** start ENTRIES SHOWN **

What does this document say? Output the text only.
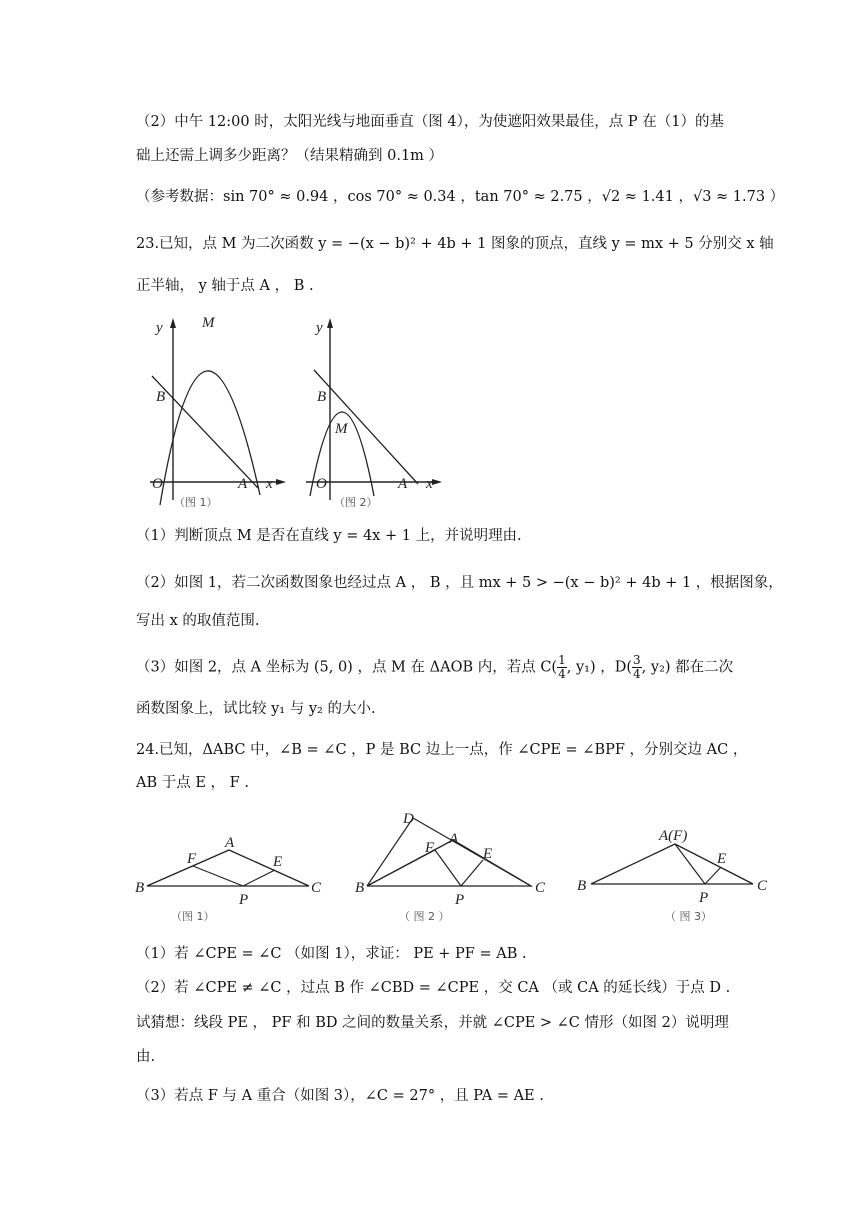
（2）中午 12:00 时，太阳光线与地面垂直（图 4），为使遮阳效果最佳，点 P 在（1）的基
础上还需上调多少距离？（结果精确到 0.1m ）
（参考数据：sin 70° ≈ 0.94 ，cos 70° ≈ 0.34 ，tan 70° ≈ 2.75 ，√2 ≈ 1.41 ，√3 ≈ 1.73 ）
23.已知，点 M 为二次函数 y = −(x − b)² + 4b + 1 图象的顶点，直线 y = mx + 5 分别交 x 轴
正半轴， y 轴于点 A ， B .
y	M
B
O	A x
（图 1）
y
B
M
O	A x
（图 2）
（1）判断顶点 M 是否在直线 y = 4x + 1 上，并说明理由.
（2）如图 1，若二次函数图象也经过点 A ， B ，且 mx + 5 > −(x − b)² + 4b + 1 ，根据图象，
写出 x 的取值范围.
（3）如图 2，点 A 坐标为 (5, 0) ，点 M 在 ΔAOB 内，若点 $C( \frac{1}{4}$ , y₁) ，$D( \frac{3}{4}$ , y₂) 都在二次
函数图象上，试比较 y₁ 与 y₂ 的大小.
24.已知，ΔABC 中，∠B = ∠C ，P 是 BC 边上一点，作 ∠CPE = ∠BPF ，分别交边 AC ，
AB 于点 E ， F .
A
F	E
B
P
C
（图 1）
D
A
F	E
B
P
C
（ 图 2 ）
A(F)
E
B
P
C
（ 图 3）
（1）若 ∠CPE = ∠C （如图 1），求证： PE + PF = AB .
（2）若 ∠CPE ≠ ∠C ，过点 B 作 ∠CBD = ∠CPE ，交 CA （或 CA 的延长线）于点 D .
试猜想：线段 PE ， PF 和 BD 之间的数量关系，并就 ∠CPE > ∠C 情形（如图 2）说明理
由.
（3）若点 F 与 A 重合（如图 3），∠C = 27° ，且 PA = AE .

** end ENTRIES SHOWN **
** start ENTRIES SHOWN **

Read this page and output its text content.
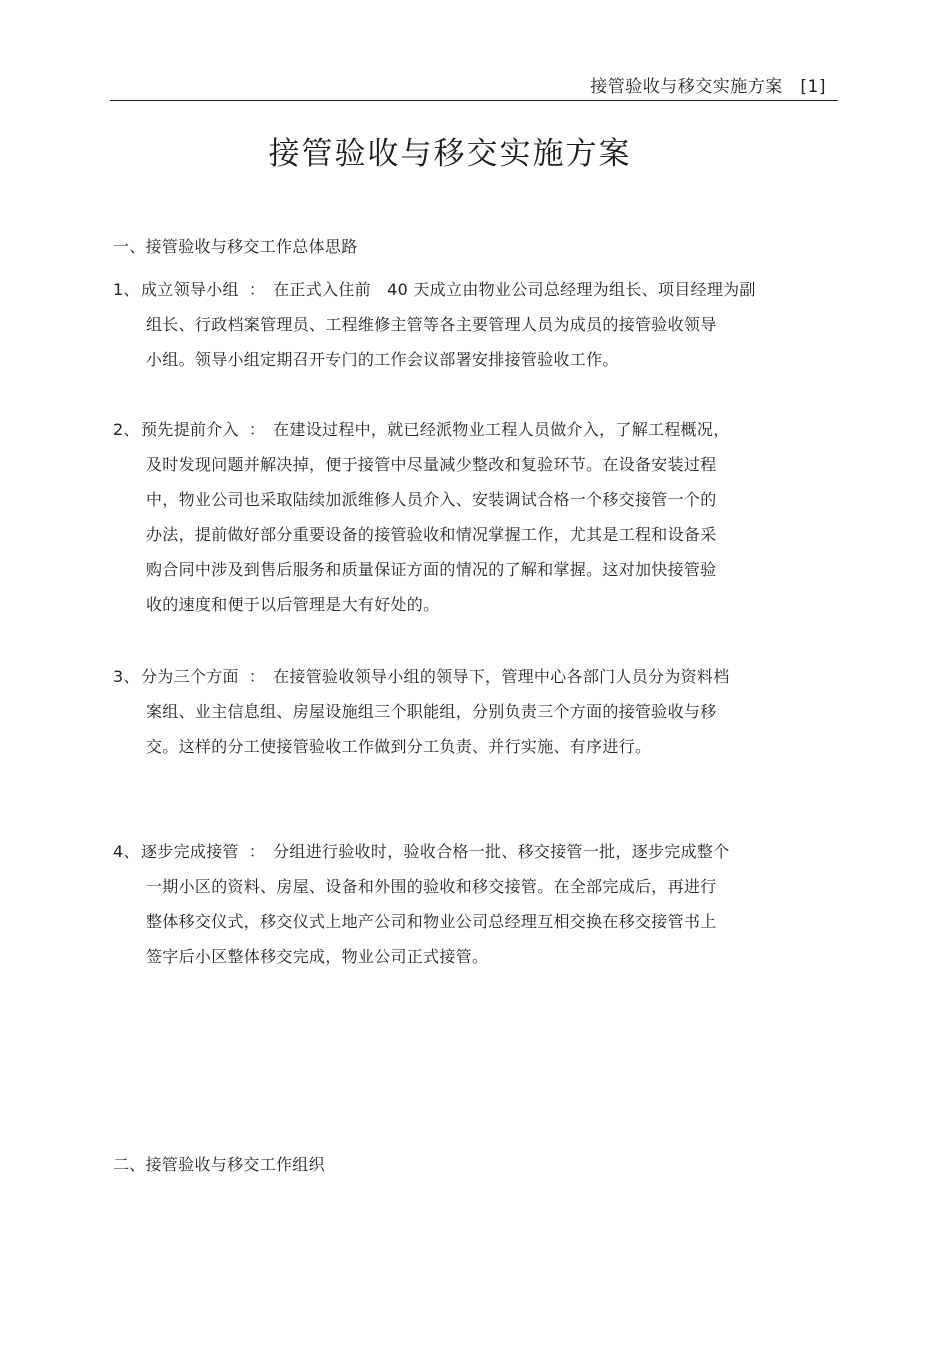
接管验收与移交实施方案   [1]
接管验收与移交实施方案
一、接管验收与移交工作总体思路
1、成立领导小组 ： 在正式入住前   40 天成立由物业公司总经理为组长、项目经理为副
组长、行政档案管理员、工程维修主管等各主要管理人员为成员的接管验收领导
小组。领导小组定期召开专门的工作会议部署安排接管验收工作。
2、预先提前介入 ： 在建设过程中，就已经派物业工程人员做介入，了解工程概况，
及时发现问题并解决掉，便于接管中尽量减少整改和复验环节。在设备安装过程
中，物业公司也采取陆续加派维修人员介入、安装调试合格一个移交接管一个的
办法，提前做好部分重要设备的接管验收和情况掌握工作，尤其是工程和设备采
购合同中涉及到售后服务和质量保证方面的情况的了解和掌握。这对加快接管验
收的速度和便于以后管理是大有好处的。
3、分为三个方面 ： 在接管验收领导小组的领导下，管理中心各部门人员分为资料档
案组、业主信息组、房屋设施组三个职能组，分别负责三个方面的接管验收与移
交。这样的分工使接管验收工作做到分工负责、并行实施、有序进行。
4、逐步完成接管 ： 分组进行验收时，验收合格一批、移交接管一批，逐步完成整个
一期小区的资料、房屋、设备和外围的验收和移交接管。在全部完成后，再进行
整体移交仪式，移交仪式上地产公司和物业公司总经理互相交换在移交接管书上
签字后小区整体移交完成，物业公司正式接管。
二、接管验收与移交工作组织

** end ENTRIES SHOWN **

◆ WHAT THE TASK REQUIRES
Among the lines of the records above, count those holding the string "this", and report only the number.

◆ WRITTEN RESPONSE
2